From its opening until 2015, it was home to HC Slavia Prague of the Czech Extraliga. Slavia won the national championship on home ice in Game 7 of the 2008 Extraliga finals against HC Karlovy Vary 4–0 in front of a then-league-record crowd of 17,117. For two seasons, 2012–13 and 2013–14, O2 Arena also hosted occasional home games of HC Lev Prague of the Kontinental Hockey League. The club played its home games of the 2014 Gagarin Cup Finals at O2 Arena, attracting the three largest crowds in league history. In 2015, Slavia was relegated to the 1.liga, and the club chose to move back to the smaller Zimní stadion Eden, the team's former home and current training centre. In its place, O2 Arena reached an agreement with cross-town rivals Sparta Prague on 24 June 2015. Sparta ownership cited the need for significant renovations at Tipsport Arena as the main reason for the move.

--------------------------------

Reproduce the passage about the O2 Arena's hockey tenants word for word.

--------------------------------

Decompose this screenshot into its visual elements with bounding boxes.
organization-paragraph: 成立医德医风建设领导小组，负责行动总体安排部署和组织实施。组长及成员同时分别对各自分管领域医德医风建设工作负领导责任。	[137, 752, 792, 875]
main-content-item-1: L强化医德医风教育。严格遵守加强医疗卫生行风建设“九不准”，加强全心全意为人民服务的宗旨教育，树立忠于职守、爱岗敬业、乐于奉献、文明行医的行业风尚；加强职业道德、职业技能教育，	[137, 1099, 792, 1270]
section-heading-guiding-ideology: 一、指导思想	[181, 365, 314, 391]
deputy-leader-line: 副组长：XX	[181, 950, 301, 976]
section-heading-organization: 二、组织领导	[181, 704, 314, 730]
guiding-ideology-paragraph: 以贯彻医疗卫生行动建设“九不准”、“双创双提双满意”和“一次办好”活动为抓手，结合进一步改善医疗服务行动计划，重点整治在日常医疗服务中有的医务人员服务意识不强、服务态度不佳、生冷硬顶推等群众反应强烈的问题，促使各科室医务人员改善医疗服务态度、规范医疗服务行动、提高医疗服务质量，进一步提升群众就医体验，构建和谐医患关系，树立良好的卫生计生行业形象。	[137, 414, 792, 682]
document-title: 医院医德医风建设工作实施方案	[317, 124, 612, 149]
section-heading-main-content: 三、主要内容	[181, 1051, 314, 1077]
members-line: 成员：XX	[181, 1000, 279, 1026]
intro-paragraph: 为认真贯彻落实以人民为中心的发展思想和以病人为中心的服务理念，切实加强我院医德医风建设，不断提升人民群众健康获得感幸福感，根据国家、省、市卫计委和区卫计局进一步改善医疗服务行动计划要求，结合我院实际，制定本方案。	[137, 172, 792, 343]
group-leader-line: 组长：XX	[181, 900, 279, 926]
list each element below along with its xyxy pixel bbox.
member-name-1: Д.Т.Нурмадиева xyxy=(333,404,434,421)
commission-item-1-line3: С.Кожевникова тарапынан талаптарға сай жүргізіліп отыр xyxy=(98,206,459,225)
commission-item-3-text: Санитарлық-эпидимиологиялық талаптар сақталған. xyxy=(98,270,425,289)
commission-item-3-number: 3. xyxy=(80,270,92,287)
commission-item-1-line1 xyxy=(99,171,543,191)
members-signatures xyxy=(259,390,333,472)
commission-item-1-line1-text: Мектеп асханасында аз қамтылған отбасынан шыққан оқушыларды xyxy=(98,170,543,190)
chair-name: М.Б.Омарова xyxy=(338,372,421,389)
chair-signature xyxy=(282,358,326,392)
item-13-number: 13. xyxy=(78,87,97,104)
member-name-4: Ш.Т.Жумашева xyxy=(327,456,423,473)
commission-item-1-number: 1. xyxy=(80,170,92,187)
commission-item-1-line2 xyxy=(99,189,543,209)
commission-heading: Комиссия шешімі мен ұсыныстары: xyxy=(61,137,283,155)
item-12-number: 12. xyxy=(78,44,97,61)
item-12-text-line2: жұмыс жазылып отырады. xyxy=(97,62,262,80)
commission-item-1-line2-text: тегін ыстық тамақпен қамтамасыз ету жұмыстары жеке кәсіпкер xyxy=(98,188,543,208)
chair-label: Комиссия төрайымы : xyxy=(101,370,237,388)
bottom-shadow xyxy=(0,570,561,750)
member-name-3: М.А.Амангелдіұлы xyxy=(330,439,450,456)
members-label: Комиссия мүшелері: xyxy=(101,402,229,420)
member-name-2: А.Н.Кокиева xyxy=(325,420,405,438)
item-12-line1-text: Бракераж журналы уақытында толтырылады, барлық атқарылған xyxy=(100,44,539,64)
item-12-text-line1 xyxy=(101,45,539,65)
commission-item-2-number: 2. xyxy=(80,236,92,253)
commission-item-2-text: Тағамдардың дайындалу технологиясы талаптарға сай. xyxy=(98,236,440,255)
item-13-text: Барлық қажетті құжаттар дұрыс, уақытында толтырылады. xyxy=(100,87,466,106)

--------------------------------

▸ Answer to this task
From its opening until 2015, it was home to HC Slavia Prague of the Czech Extraliga. Slavia won the national championship on home ice in Game 7 of the 2008 Extraliga finals against HC Karlovy Vary 4–0 in front of a then-league-record crowd of 17,117. For two seasons, 2012–13 and 2013–14, O2 Arena also hosted occasional home games of HC Lev Prague of the Kontinental Hockey League. The club played its home games of the 2014 Gagarin Cup Finals at O2 Arena, attracting the three largest crowds in league history. In 2015, Slavia was relegated to the 1.liga, and the club chose to move back to the smaller Zimní stadion Eden, the team's former home and current training centre. In its place, O2 Arena reached an agreement with cross-town rivals Sparta Prague on 24 June 2015. Sparta ownership cited the need for significant renovations at Tipsport Arena as the main reason for the move.